WORK TO COMPLETE
Each record must be reproduced exactly as it is shown.

[Collected data]
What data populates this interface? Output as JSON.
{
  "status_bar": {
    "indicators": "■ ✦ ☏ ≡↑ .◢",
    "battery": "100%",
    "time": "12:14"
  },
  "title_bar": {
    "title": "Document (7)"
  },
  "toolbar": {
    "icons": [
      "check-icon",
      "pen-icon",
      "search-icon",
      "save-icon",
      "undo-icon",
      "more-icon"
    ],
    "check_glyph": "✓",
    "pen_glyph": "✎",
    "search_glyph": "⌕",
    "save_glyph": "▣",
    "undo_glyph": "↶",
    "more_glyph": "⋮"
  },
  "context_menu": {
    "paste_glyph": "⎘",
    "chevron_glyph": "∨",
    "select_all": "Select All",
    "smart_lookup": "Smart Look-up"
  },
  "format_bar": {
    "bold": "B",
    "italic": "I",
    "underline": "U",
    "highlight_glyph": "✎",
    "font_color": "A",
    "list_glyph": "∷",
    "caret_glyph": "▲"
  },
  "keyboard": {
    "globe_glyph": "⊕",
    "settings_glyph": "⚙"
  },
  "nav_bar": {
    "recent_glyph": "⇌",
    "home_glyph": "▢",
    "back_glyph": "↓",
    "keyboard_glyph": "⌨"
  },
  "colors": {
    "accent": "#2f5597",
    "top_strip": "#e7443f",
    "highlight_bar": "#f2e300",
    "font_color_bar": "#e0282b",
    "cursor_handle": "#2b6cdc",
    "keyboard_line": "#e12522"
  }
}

RESPONSE TO THE EXERCISE
What data populates this interface? Output as JSON.
{
  "status_bar": {
    "indicators": "■ ✦ ☏ ≡↑ .◢",
    "battery": "100%",
    "time": "12:14"
  },
  "title_bar": {
    "title": "Document (7)"
  },
  "toolbar": {
    "icons": [
      "check-icon",
      "pen-icon",
      "search-icon",
      "save-icon",
      "undo-icon",
      "more-icon"
    ],
    "check_glyph": "✓",
    "pen_glyph": "✎",
    "search_glyph": "⌕",
    "save_glyph": "▣",
    "undo_glyph": "↶",
    "more_glyph": "⋮"
  },
  "context_menu": {
    "paste_glyph": "⎘",
    "chevron_glyph": "∨",
    "select_all": "Select All",
    "smart_lookup": "Smart Look-up"
  },
  "format_bar": {
    "bold": "B",
    "italic": "I",
    "underline": "U",
    "highlight_glyph": "✎",
    "font_color": "A",
    "list_glyph": "∷",
    "caret_glyph": "▲"
  },
  "keyboard": {
    "globe_glyph": "⊕",
    "settings_glyph": "⚙"
  },
  "nav_bar": {
    "recent_glyph": "⇌",
    "home_glyph": "▢",
    "back_glyph": "↓",
    "keyboard_glyph": "⌨"
  },
  "colors": {
    "accent": "#2f5597",
    "top_strip": "#e7443f",
    "highlight_bar": "#f2e300",
    "font_color_bar": "#e0282b",
    "cursor_handle": "#2b6cdc",
    "keyboard_line": "#e12522"
  }
}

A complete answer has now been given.